INSTRUCTION → Reproduce the records below in full, replacing every occurrence of "interactable" with "clickable" and leaving all other text unchanged.
*** RECORDS FOR THE EXERCISE ***
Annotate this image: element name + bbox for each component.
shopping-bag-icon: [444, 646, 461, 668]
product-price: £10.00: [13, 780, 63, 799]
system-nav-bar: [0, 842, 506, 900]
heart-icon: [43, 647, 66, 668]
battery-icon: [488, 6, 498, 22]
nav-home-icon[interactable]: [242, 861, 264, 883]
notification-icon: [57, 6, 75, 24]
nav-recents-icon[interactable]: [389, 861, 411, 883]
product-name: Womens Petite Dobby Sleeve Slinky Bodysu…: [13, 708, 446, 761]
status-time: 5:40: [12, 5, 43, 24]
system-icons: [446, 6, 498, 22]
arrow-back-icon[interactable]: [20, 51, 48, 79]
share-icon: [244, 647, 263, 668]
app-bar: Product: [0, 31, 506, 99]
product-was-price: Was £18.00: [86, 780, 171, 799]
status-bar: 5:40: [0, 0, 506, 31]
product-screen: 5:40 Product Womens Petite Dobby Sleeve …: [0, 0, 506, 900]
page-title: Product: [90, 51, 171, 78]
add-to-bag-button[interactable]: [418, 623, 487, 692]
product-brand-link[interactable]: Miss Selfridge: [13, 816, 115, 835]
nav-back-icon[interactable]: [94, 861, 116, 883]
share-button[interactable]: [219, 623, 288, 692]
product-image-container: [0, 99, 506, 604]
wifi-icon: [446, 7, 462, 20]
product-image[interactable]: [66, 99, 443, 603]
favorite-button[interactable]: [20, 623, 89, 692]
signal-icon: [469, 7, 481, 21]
***
PROBLEM SOLUTION →
Annotate this image: element name + bbox for each component.
shopping-bag-icon: [444, 646, 461, 668]
product-price: £10.00: [13, 780, 63, 799]
system-nav-bar: [0, 842, 506, 900]
heart-icon: [43, 647, 66, 668]
battery-icon: [488, 6, 498, 22]
nav-home-icon[clickable]: [242, 861, 264, 883]
notification-icon: [57, 6, 75, 24]
nav-recents-icon[clickable]: [389, 861, 411, 883]
product-name: Womens Petite Dobby Sleeve Slinky Bodysu…: [13, 708, 446, 761]
status-time: 5:40: [12, 5, 43, 24]
system-icons: [446, 6, 498, 22]
arrow-back-icon[clickable]: [20, 51, 48, 79]
share-icon: [244, 647, 263, 668]
app-bar: Product: [0, 31, 506, 99]
product-was-price: Was £18.00: [86, 780, 171, 799]
status-bar: 5:40: [0, 0, 506, 31]
product-screen: 5:40 Product Womens Petite Dobby Sleeve …: [0, 0, 506, 900]
page-title: Product: [90, 51, 171, 78]
add-to-bag-button[clickable]: [418, 623, 487, 692]
product-brand-link[clickable]: Miss Selfridge: [13, 816, 115, 835]
nav-back-icon[clickable]: [94, 861, 116, 883]
share-button[clickable]: [219, 623, 288, 692]
product-image-container: [0, 99, 506, 604]
wifi-icon: [446, 7, 462, 20]
product-image[clickable]: [66, 99, 443, 603]
favorite-button[clickable]: [20, 623, 89, 692]
signal-icon: [469, 7, 481, 21]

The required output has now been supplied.